▶ Problem details
Locate every line below that contains the word "JSON" and copy it.

= = = = =

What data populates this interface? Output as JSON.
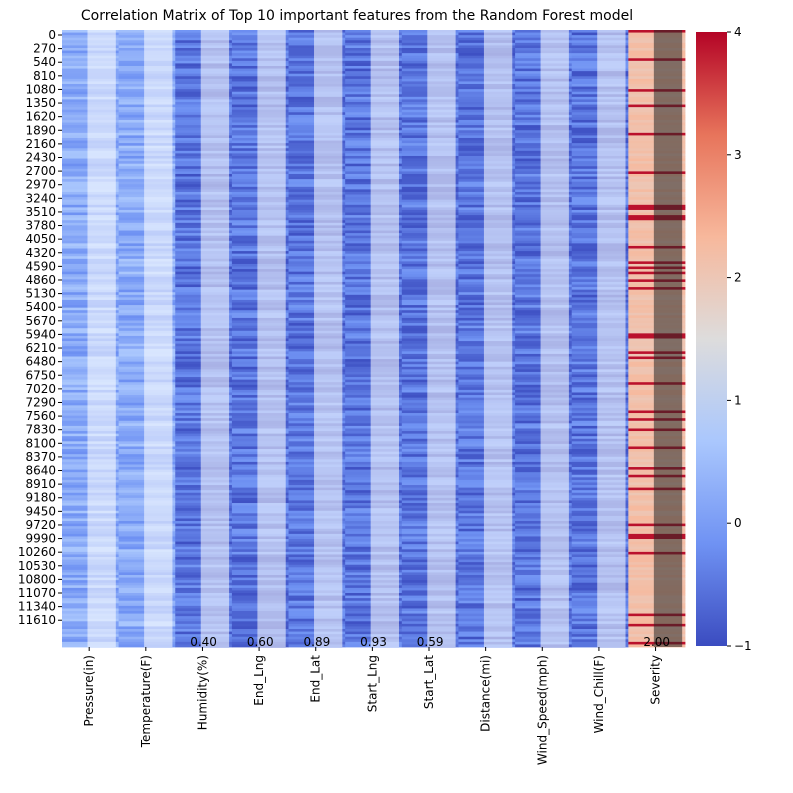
{
  "chart_data": {
    "type": "heatmap",
    "title": "Correlation Matrix of Top 10 important features from the Random Forest model",
    "columns": [
      "Pressure(in)",
      "Temperature(F)",
      "Humidity(%)",
      "End_Lng",
      "End_Lat",
      "Start_Lng",
      "Start_Lat",
      "Distance(mi)",
      "Wind_Speed(mph)",
      "Wind_Chill(F)",
      "Severity"
    ],
    "row_tick_labels": [
      "0",
      "270",
      "540",
      "810",
      "1080",
      "1350",
      "1620",
      "1890",
      "2160",
      "2430",
      "2700",
      "2970",
      "3240",
      "3510",
      "3780",
      "4050",
      "4320",
      "4590",
      "4860",
      "5130",
      "5400",
      "5670",
      "5940",
      "6210",
      "6480",
      "6750",
      "7020",
      "7290",
      "7560",
      "7830",
      "8100",
      "8370",
      "8640",
      "8910",
      "9180",
      "9450",
      "9720",
      "9990",
      "10260",
      "10530",
      "10800",
      "11070",
      "11340",
      "11610"
    ],
    "colorbar": {
      "min": -1,
      "max": 4,
      "ticks": [
        "4",
        "3",
        "2",
        "1",
        "0",
        "−1"
      ],
      "colormap": "coolwarm",
      "colors": [
        "#3b4cc0",
        "#6f92f3",
        "#aac7fd",
        "#dddcdc",
        "#f7b89c",
        "#e7745b",
        "#b40426"
      ]
    },
    "annotation_samples": [
      "0.40",
      "0.60",
      "0.89",
      "0.93",
      "0.59",
      "2.00"
    ],
    "grid": false,
    "legend": "colorbar-right"
  }
}
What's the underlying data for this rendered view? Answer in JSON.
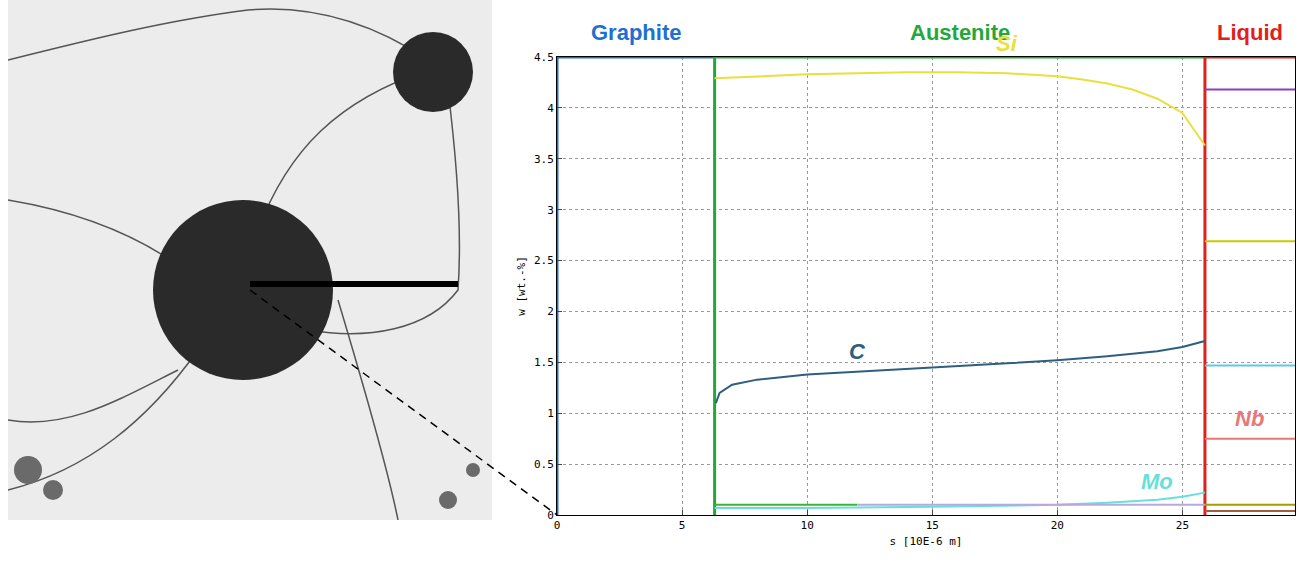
{
  "chart_data": {
    "type": "line",
    "xlabel": "s [10E-6 m]",
    "ylabel": "w [wt.-%]",
    "xlim": [
      0,
      29.5
    ],
    "xticks": [
      0,
      5,
      10,
      15,
      20,
      25
    ],
    "ylim": [
      0,
      4.5
    ],
    "yticks": [
      0,
      0.5,
      1,
      1.5,
      2,
      2.5,
      3,
      3.5,
      4,
      4.5
    ],
    "grid": true,
    "regions": [
      {
        "name": "Graphite",
        "color": "#1f6fd0",
        "x0": 0,
        "x1": 6.3
      },
      {
        "name": "Austenite",
        "color": "#22a83a",
        "x0": 6.3,
        "x1": 25.9
      },
      {
        "name": "Liquid",
        "color": "#e0201b",
        "x0": 25.9,
        "x1": 29.5
      }
    ],
    "series": [
      {
        "name": "Si",
        "color": "#e8e040",
        "x": [
          6.3,
          8,
          10,
          12,
          14,
          16,
          18,
          20,
          21,
          22,
          23,
          24,
          25,
          25.9
        ],
        "values": [
          4.29,
          4.31,
          4.33,
          4.34,
          4.35,
          4.35,
          4.34,
          4.31,
          4.28,
          4.24,
          4.18,
          4.09,
          3.95,
          3.63
        ]
      },
      {
        "color": "#c8c800",
        "x": [
          25.9,
          29.5
        ],
        "values": [
          2.69,
          2.69
        ]
      },
      {
        "name": "C",
        "color": "#2e5f7f",
        "x": [
          6.35,
          6.5,
          7,
          8,
          10,
          12,
          15,
          18,
          20,
          22,
          24,
          25,
          25.9
        ],
        "values": [
          1.1,
          1.2,
          1.28,
          1.33,
          1.38,
          1.41,
          1.45,
          1.49,
          1.52,
          1.56,
          1.61,
          1.65,
          1.71
        ]
      },
      {
        "color": "#8a3fc0",
        "x": [
          25.9,
          29.5
        ],
        "values": [
          4.18,
          4.18
        ]
      },
      {
        "name": "Mo",
        "color": "#66e0d8",
        "x": [
          6.3,
          10,
          15,
          18,
          20,
          22,
          24,
          25,
          25.9
        ],
        "values": [
          0.07,
          0.07,
          0.08,
          0.09,
          0.1,
          0.12,
          0.15,
          0.18,
          0.22
        ]
      },
      {
        "color": "#5fc8e8",
        "x": [
          25.9,
          29.5
        ],
        "values": [
          1.47,
          1.47
        ]
      },
      {
        "color": "#3cb43c",
        "x": [
          6.3,
          12
        ],
        "values": [
          0.1,
          0.1
        ]
      },
      {
        "color": "#b8a8e0",
        "x": [
          12,
          25.9
        ],
        "values": [
          0.1,
          0.1
        ]
      },
      {
        "name": "Nb",
        "color": "#e87878",
        "x": [
          25.9,
          29.5
        ],
        "values": [
          0.75,
          0.75
        ]
      },
      {
        "color": "#a0a000",
        "x": [
          25.9,
          29.5
        ],
        "values": [
          0.1,
          0.1
        ]
      },
      {
        "color": "#a06040",
        "x": [
          25.9,
          29.5
        ],
        "values": [
          0.04,
          0.04
        ]
      }
    ]
  }
}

= = = = =

▶ Solution for this exercise
What data populates this interface? Output as JSON.
What's the underlying data for this rendered view? Answer in JSON.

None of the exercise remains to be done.